[EXERCISE DESCRIPTION]
Copy each line below exactly and leave the pictures out.

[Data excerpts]
========================================================================

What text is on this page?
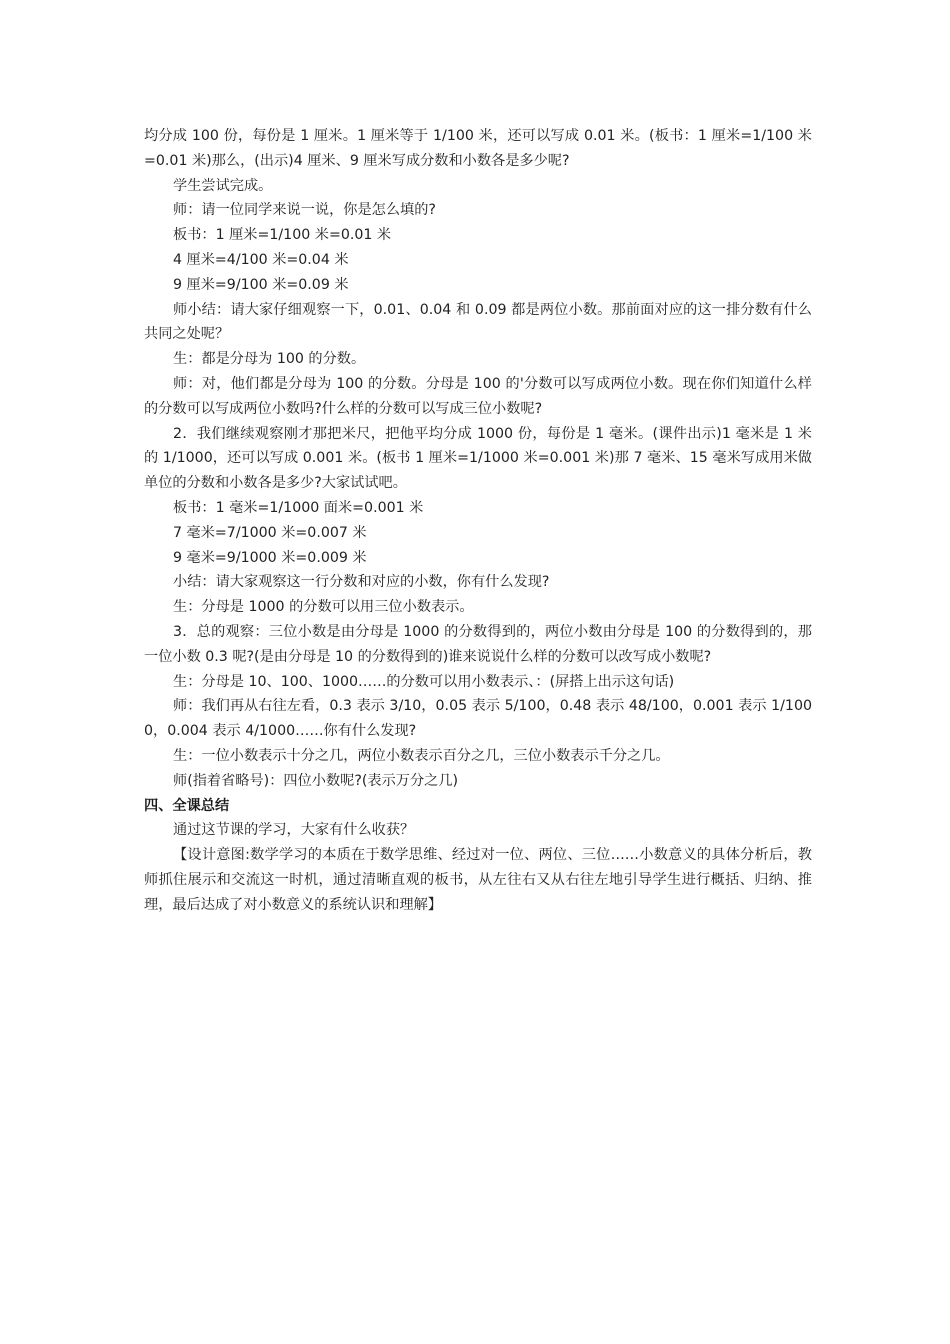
均分成 100 份，每份是 1 厘米。1 厘米等于 1/100 米，还可以写成 0.01 米。(板书：1 厘米=1/100 米=0.01 米)那么，(出示)4 厘米、9 厘米写成分数和小数各是多少呢?

学生尝试完成。

师：请一位同学来说一说，你是怎么填的?

板书：1 厘米=1/100 米=0.01 米

4 厘米=4/100 米=0.04 米

9 厘米=9/100 米=0.09 米

师小结：请大家仔细观察一下，0.01、0.04 和 0.09 都是两位小数。那前面对应的这一排分数有什么共同之处呢？

生：都是分母为 100 的分数。

师：对，他们都是分母为 100 的分数。分母是 100 的'分数可以写成两位小数。现在你们知道什么样的分数可以写成两位小数吗?什么样的分数可以写成三位小数呢?

2．我们继续观察刚才那把米尺，把他平均分成 1000 份，每份是 1 毫米。(课件出示)1 毫米是 1 米的 1/1000，还可以写成 0.001 米。(板书 1 厘米=1/1000 米=0.001 米)那 7 毫米、15 毫米写成用米做单位的分数和小数各是多少?大家试试吧。

板书：1 毫米=1/1000 面米=0.001 米

7 毫米=7/1000 米=0.007 米

9 毫米=9/1000 米=0.009 米

小结：请大家观察这一行分数和对应的小数，你有什么发现?

生：分母是 1000 的分数可以用三位小数表示。

3．总的观察：三位小数是由分母是 1000 的分数得到的，两位小数由分母是 100 的分数得到的，那一位小数 0.3 呢?(是由分母是 10 的分数得到的)谁来说说什么样的分数可以改写成小数呢?

生：分母是 10、100、1000……的分数可以用小数表示、：(屏搭上出示这句话)

师：我们再从右往左看，0.3 表示 3/10，0.05 表示 5/100，0.48 表示 48/100，0.001 表示 1/1000，0.004 表示 4/1000……你有什么发现?

生：一位小数表示十分之几，两位小数表示百分之几，三位小数表示千分之几。

师(指着省略号)：四位小数呢?(表示万分之几)

四、全课总结

通过这节课的学习，大家有什么收获？

【设计意图:数学学习的本质在于数学思维、经过对一位、两位、三位……小数意义的具体分析后，教师抓住展示和交流这一时机，通过清晰直观的板书，从左往右又从右往左地引导学生进行概括、归纳、推理，最后达成了对小数意义的系统认识和理解】
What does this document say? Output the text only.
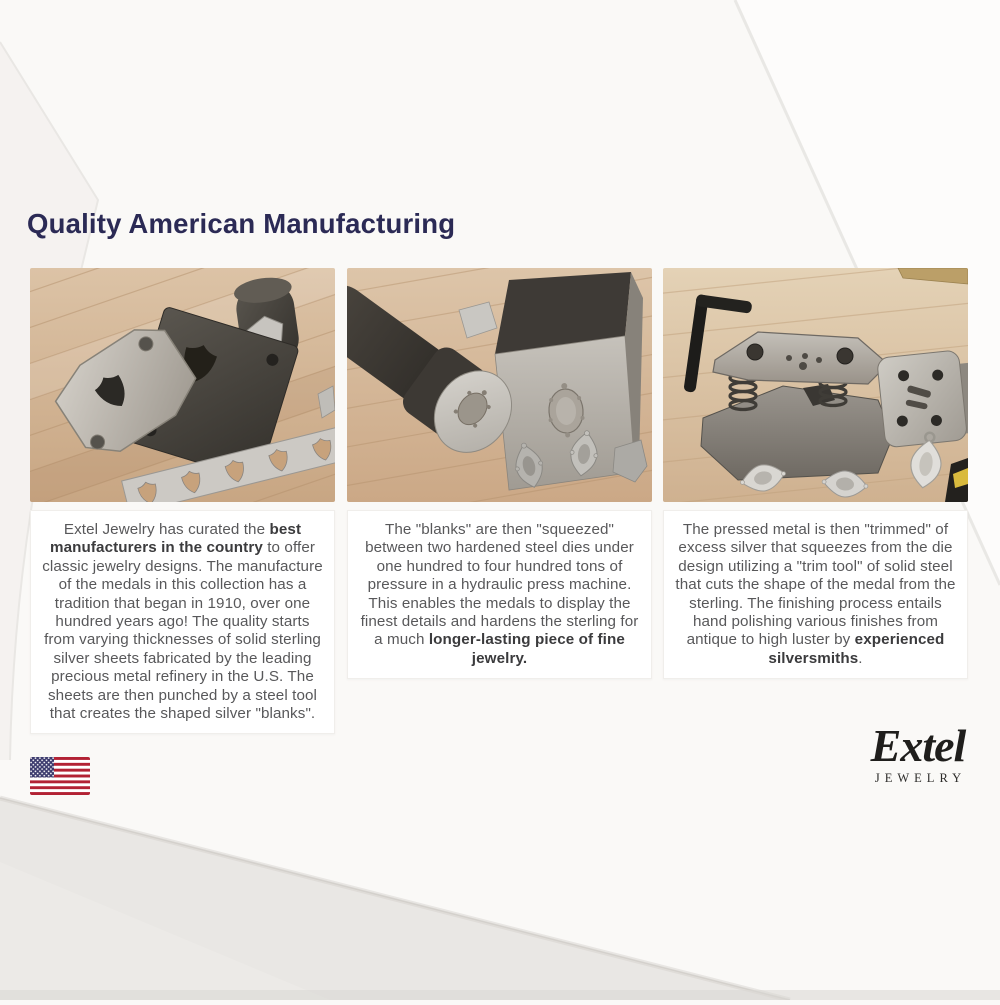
Quality American Manufacturing
Extel Jewelry has curated the best manufacturers in the country to offer classic jewelry designs. The manufacture of the medals in this collection has a tradition that began in 1910, over one hundred years ago! The quality starts from varying thicknesses of solid sterling silver sheets fabricated by the leading precious metal refinery in the U.S. The sheets are then punched by a steel tool that creates the shaped silver "blanks".
The "blanks" are then "squeezed" between two hardened steel dies under one hundred to four hundred tons of pressure in a hydraulic press machine. This enables the medals to display the finest details and hardens the sterling for a much longer-lasting piece of fine jewelry.
The pressed metal is then "trimmed" of excess silver that squeezes from the die design utilizing a "trim tool" of solid steel that cuts the shape of the medal from the sterling. The finishing process entails hand polishing various finishes from antique to high luster by experienced silversmiths.
Extel
JEWELRY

========================================================================

[ANSWER TO THE EXERCISE]
What text is on this page?
均分成 100 份，每份是 1 厘米。1 厘米等于 1/100 米，还可以写成 0.01 米。(板书：1 厘米=1/100 米=0.01 米)那么，(出示)4 厘米、9 厘米写成分数和小数各是多少呢?

学生尝试完成。

师：请一位同学来说一说，你是怎么填的?

板书：1 厘米=1/100 米=0.01 米

4 厘米=4/100 米=0.04 米

9 厘米=9/100 米=0.09 米

师小结：请大家仔细观察一下，0.01、0.04 和 0.09 都是两位小数。那前面对应的这一排分数有什么共同之处呢？

生：都是分母为 100 的分数。

师：对，他们都是分母为 100 的分数。分母是 100 的'分数可以写成两位小数。现在你们知道什么样的分数可以写成两位小数吗?什么样的分数可以写成三位小数呢?

2．我们继续观察刚才那把米尺，把他平均分成 1000 份，每份是 1 毫米。(课件出示)1 毫米是 1 米的 1/1000，还可以写成 0.001 米。(板书 1 厘米=1/1000 米=0.001 米)那 7 毫米、15 毫米写成用米做单位的分数和小数各是多少?大家试试吧。

板书：1 毫米=1/1000 面米=0.001 米

7 毫米=7/1000 米=0.007 米

9 毫米=9/1000 米=0.009 米

小结：请大家观察这一行分数和对应的小数，你有什么发现?

生：分母是 1000 的分数可以用三位小数表示。

3．总的观察：三位小数是由分母是 1000 的分数得到的，两位小数由分母是 100 的分数得到的，那一位小数 0.3 呢?(是由分母是 10 的分数得到的)谁来说说什么样的分数可以改写成小数呢?

生：分母是 10、100、1000……的分数可以用小数表示、：(屏搭上出示这句话)

师：我们再从右往左看，0.3 表示 3/10，0.05 表示 5/100，0.48 表示 48/100，0.001 表示 1/1000，0.004 表示 4/1000……你有什么发现?

生：一位小数表示十分之几，两位小数表示百分之几，三位小数表示千分之几。

师(指着省略号)：四位小数呢?(表示万分之几)

四、全课总结

通过这节课的学习，大家有什么收获？

【设计意图:数学学习的本质在于数学思维、经过对一位、两位、三位……小数意义的具体分析后，教师抓住展示和交流这一时机，通过清晰直观的板书，从左往右又从右往左地引导学生进行概括、归纳、推理，最后达成了对小数意义的系统认识和理解】
What does this document say? Output the text only.
Quality American Manufacturing
Extel Jewelry has curated the best manufacturers in the country to offer classic jewelry designs. The manufacture of the medals in this collection has a tradition that began in 1910, over one hundred years ago! The quality starts from varying thicknesses of solid sterling silver sheets fabricated by the leading precious metal refinery in the U.S. The sheets are then punched by a steel tool that creates the shaped silver "blanks".
The "blanks" are then "squeezed" between two hardened steel dies under one hundred to four hundred tons of pressure in a hydraulic press machine. This enables the medals to display the finest details and hardens the sterling for a much longer-lasting piece of fine jewelry.
The pressed metal is then "trimmed" of excess silver that squeezes from the die design utilizing a "trim tool" of solid steel that cuts the shape of the medal from the sterling. The finishing process entails hand polishing various finishes from antique to high luster by experienced silversmiths.
Extel
JEWELRY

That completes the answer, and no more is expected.